The problem →
Please convert the lines of the records between the line containing "metric-value: 73% [1251,651,1414,683]" and the line containing "metric-value: 100% [1073,971,1251,1003]", inclusive, into a Markdown table with the columns Row and Line, leaving out any blank lines.

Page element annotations
▶

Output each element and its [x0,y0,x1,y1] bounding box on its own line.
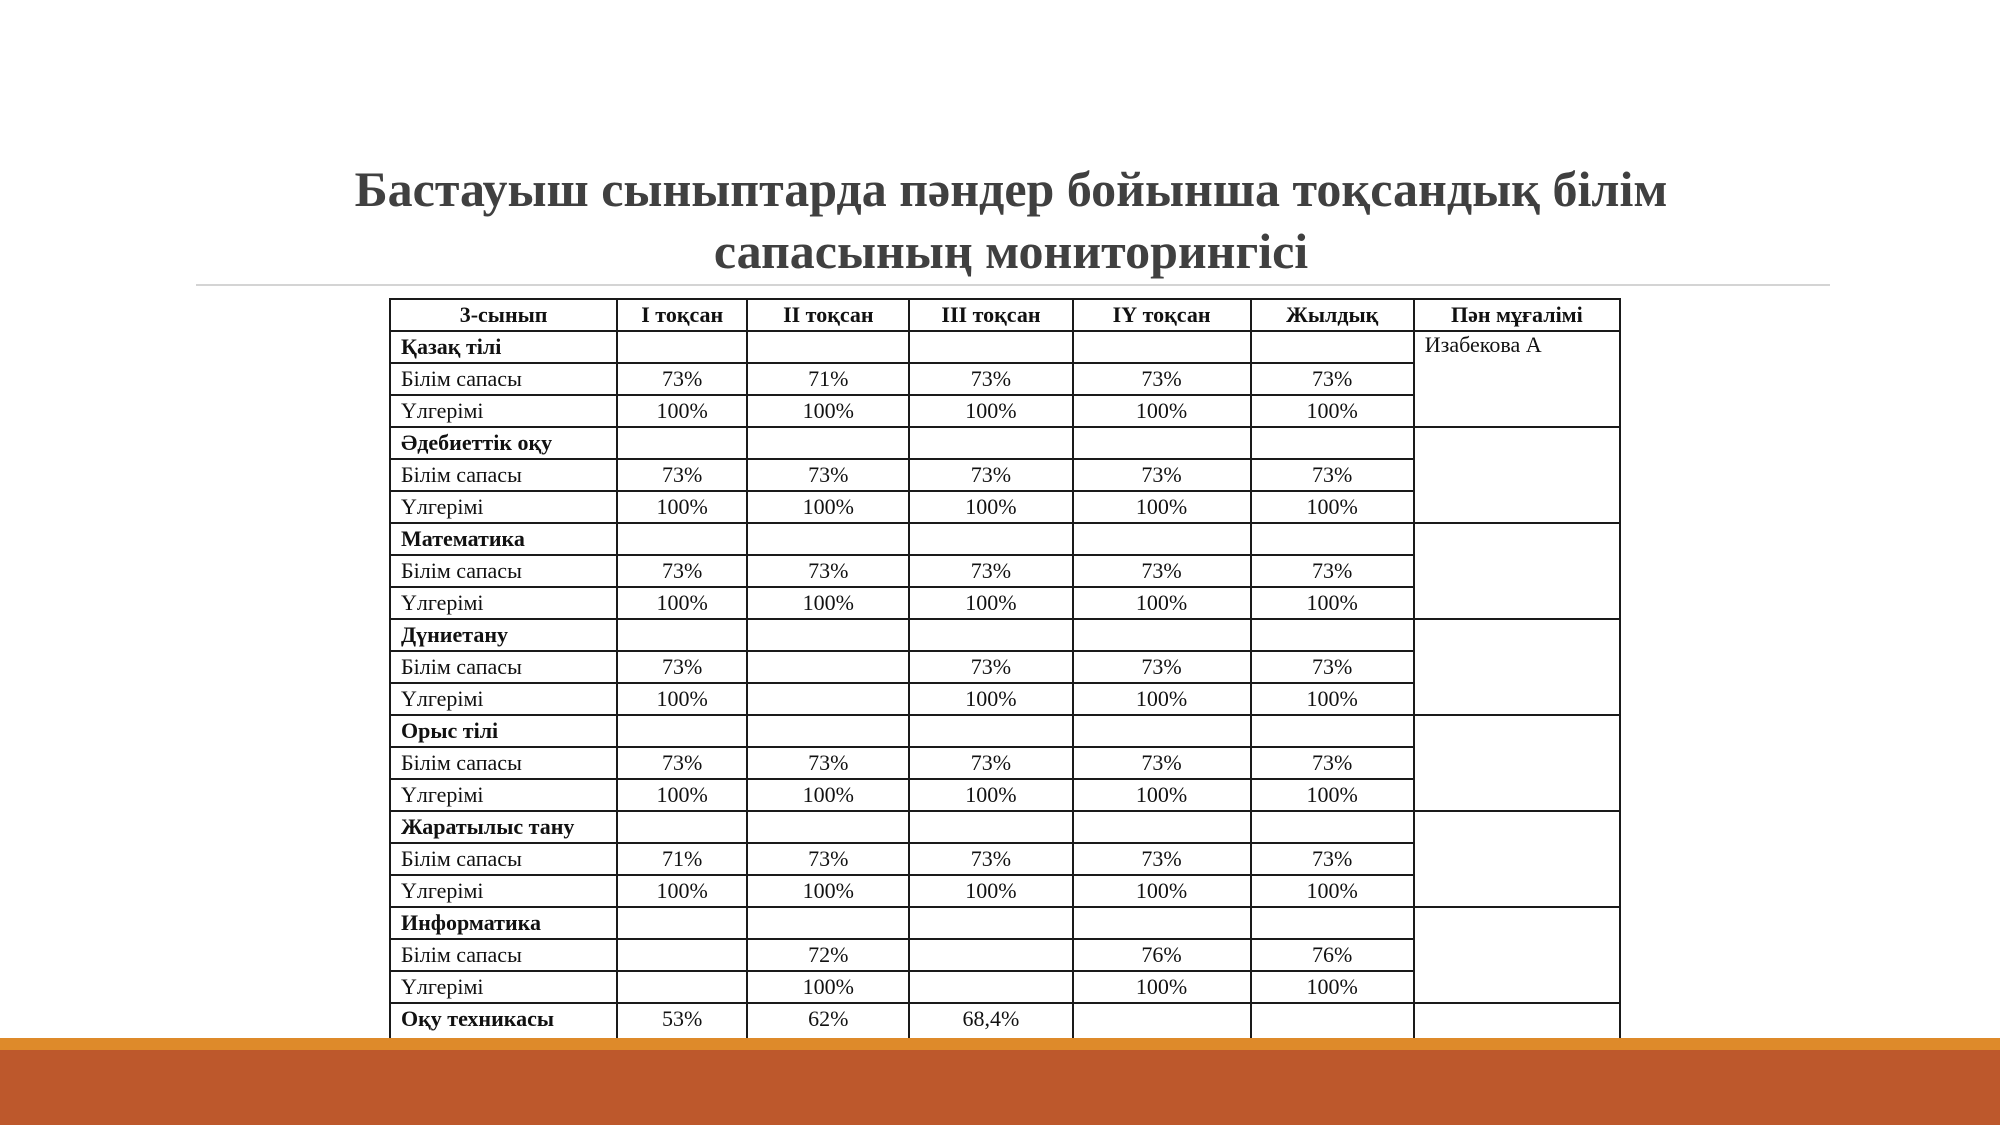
metric-value: 73% [1251,651,1414,683]
teacher-cell [1414,619,1620,715]
metric-value: 73% [1073,459,1251,491]
metric-value: 73% [1073,747,1251,779]
metric-value: 100% [1251,971,1414,1003]
empty-cell [617,811,747,843]
metric-value: 73% [909,459,1072,491]
metric-value: 100% [747,779,909,811]
metric-label: Үлгерімі [390,587,617,619]
empty-cell [747,907,909,939]
teacher-cell [1414,427,1620,523]
metric-value: 68,4% [909,1003,1072,1061]
empty-cell [1073,331,1251,363]
empty-cell [909,907,1072,939]
empty-cell [909,619,1072,651]
metric-value: 100% [909,683,1072,715]
header-teacher: Пән мұғалімі [1414,299,1620,331]
empty-cell [909,427,1072,459]
teacher-cell [1414,811,1620,907]
empty-cell [1251,331,1414,363]
metric-value: 100% [909,587,1072,619]
metric-value: 100% [747,875,909,907]
empty-cell [1073,715,1251,747]
teacher-cell [1414,715,1620,811]
metric-value: 76% [1251,939,1414,971]
metric-value: 73% [617,651,747,683]
metric-value: 100% [1073,971,1251,1003]
empty-cell [1073,523,1251,555]
empty-cell [1073,619,1251,651]
metric-value: 73% [1073,363,1251,395]
metric-value [909,939,1072,971]
monitoring-table [389,298,1621,1062]
metric-value [747,651,909,683]
empty-cell [747,523,909,555]
metric-value: 73% [617,747,747,779]
empty-cell [1251,907,1414,939]
empty-cell [747,427,909,459]
metric-value: 73% [1251,747,1414,779]
monitoring-table-container [389,298,1621,1031]
metric-label: Білім сапасы [390,363,617,395]
empty-cell [1251,427,1414,459]
metric-label: Білім сапасы [390,747,617,779]
metric-value: 53% [617,1003,747,1061]
metric-value: 73% [909,843,1072,875]
empty-cell [1251,715,1414,747]
metric-label: Үлгерімі [390,683,617,715]
metric-value: 100% [747,395,909,427]
metric-value: 73% [747,843,909,875]
metric-value: 100% [617,683,747,715]
subject-name: Орыс тілі [390,715,617,747]
metric-value: 100% [1251,683,1414,715]
subject-row [390,907,1620,939]
metric-value: 73% [909,747,1072,779]
empty-cell [1251,619,1414,651]
metric-value: 100% [747,491,909,523]
slide-title-line-2: сапасының мониторингісі [713,223,1309,279]
subject-name: Әдебиеттік оқу [390,427,617,459]
metric-value: 100% [1251,779,1414,811]
subject-row [390,811,1620,843]
metric-value: 73% [909,363,1072,395]
empty-cell [747,331,909,363]
metric-value: 100% [1073,875,1251,907]
metric-value: 100% [747,587,909,619]
subject-name: Информатика [390,907,617,939]
metric-value: 100% [1251,491,1414,523]
metric-value: 73% [909,651,1072,683]
metric-value: 73% [1251,843,1414,875]
metric-value: 100% [1073,683,1251,715]
metric-value: 100% [909,491,1072,523]
subject-name: Жаратылыс тану [390,811,617,843]
empty-cell [909,715,1072,747]
metric-value: 100% [617,587,747,619]
metric-value: 62% [747,1003,909,1061]
empty-cell [1073,907,1251,939]
metric-value [747,683,909,715]
subject-name: Дүниетану [390,619,617,651]
title-divider [196,284,1830,286]
empty-cell [747,619,909,651]
empty-cell [747,715,909,747]
metric-value: 71% [617,843,747,875]
metric-label: Үлгерімі [390,875,617,907]
empty-cell [1251,523,1414,555]
metric-value: 100% [1251,395,1414,427]
metric-label: Білім сапасы [390,939,617,971]
metric-value: 100% [1073,491,1251,523]
metric-label: Білім сапасы [390,843,617,875]
metric-value: 100% [1251,875,1414,907]
metric-label: Үлгерімі [390,491,617,523]
header-quarter-4: ІҮ тоқсан [1073,299,1251,331]
empty-cell [909,331,1072,363]
metric-value: 73% [1073,843,1251,875]
empty-cell [617,427,747,459]
header-quarter-3: ІІІ тоқсан [909,299,1072,331]
header-quarter-2: ІІ тоқсан [747,299,909,331]
metric-label: Білім сапасы [390,651,617,683]
empty-cell [617,523,747,555]
metric-value [617,971,747,1003]
header-quarter-1: І тоқсан [617,299,747,331]
metric-value: 73% [1251,459,1414,491]
metric-value: 100% [617,491,747,523]
empty-cell [909,523,1072,555]
metric-value: 76% [1073,939,1251,971]
header-class: 3-сынып [390,299,617,331]
metric-value: 73% [617,363,747,395]
empty-cell [1073,811,1251,843]
header-annual: Жылдық [1251,299,1414,331]
empty-cell [617,907,747,939]
slide-title-line-1: Бастауыш сыныптарда пәндер бойынша тоқсандық білім [354,161,1668,217]
subject-name: Оқу техникасы [390,1003,617,1061]
metric-value [617,939,747,971]
metric-value: 100% [909,395,1072,427]
teacher-cell: Изабекова А [1414,331,1620,427]
table-body [390,331,1620,1061]
empty-cell [1251,811,1414,843]
subject-row [390,619,1620,651]
footer-band [0,1050,2000,1125]
slide-title [196,158,1826,282]
empty-cell [617,619,747,651]
teacher-cell [1414,907,1620,1003]
metric-value: 100% [617,779,747,811]
empty-cell [617,331,747,363]
metric-value: 100% [617,875,747,907]
metric-value: 73% [1073,555,1251,587]
metric-value: 100% [1251,587,1414,619]
table-header-row [390,299,1620,331]
metric-value: 73% [1073,651,1251,683]
empty-cell [1073,427,1251,459]
metric-value: 100% [747,971,909,1003]
metric-label: Үлгерімі [390,971,617,1003]
subject-row [390,427,1620,459]
metric-value [909,971,1072,1003]
teacher-cell [1414,523,1620,619]
metric-value: 72% [747,939,909,971]
metric-value: 73% [747,459,909,491]
metric-value: 73% [747,747,909,779]
metric-label: Үлгерімі [390,779,617,811]
metric-label: Білім сапасы [390,555,617,587]
empty-cell [909,811,1072,843]
metric-value: 73% [617,555,747,587]
metric-value: 73% [1251,363,1414,395]
subject-name: Қазақ тілі [390,331,617,363]
empty-cell [617,715,747,747]
metric-value: 100% [1073,395,1251,427]
subject-row [390,715,1620,747]
metric-value: 100% [1073,587,1251,619]
metric-value: 73% [1251,555,1414,587]
metric-label: Білім сапасы [390,459,617,491]
metric-value: 100% [909,875,1072,907]
footer-accent-stripe [0,1038,2000,1050]
metric-value: 73% [747,555,909,587]
subject-row [390,331,1620,363]
metric-label: Үлгерімі [390,395,617,427]
metric-value: 71% [747,363,909,395]
metric-value: 100% [617,395,747,427]
metric-value: 73% [909,555,1072,587]
empty-cell [747,811,909,843]
metric-value: 100% [909,779,1072,811]
subject-name: Математика [390,523,617,555]
subject-row [390,523,1620,555]
metric-value: 100% [1073,779,1251,811]
metric-value: 73% [617,459,747,491]
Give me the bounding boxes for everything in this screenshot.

◀

Output →
| Row | Line |
|---|---|
| 1 | metric-value: 73% [1251,651,1414,683] |
| 2 | teacher-cell [1414,619,1620,715] |
| 3 | metric-value: 73% [1073,459,1251,491] |
| 4 | metric-value: 73% [1073,747,1251,779] |
| 5 | metric-value: 100% [1251,971,1414,1003] |
| 6 | empty-cell [617,811,747,843] |
| 7 | metric-value: 73% [909,459,1072,491] |
| 8 | metric-value: 100% [747,779,909,811] |
| 9 | metric-label: Үлгерімі [390,587,617,619] |
| 10 | empty-cell [747,907,909,939] |
| 11 | teacher-cell [1414,427,1620,523] |
| 12 | metric-value: 68,4% [909,1003,1072,1061] |
| 13 | empty-cell [1073,331,1251,363] |
| 14 | empty-cell [909,907,1072,939] |
| 15 | empty-cell [909,619,1072,651] |
| 16 | metric-value: 100% [909,683,1072,715] |
| 17 | header-teacher: Пән мұғалімі [1414,299,1620,331] |
| 18 | empty-cell [909,427,1072,459] |
| 19 | teacher-cell [1414,811,1620,907] |
| 20 | empty-cell [1251,331,1414,363] |
| 21 | metric-value: 100% [909,587,1072,619] |
| 22 | metric-value: 100% [747,875,909,907] |
| 23 | empty-cell [1073,715,1251,747] |
| 24 | teacher-cell [1414,715,1620,811] |
| 25 | metric-value: 76% [1251,939,1414,971] |
| 26 | metric-value: 73% [617,651,747,683] |
| 27 | metric-value: 100% [1073,971,1251,1003] |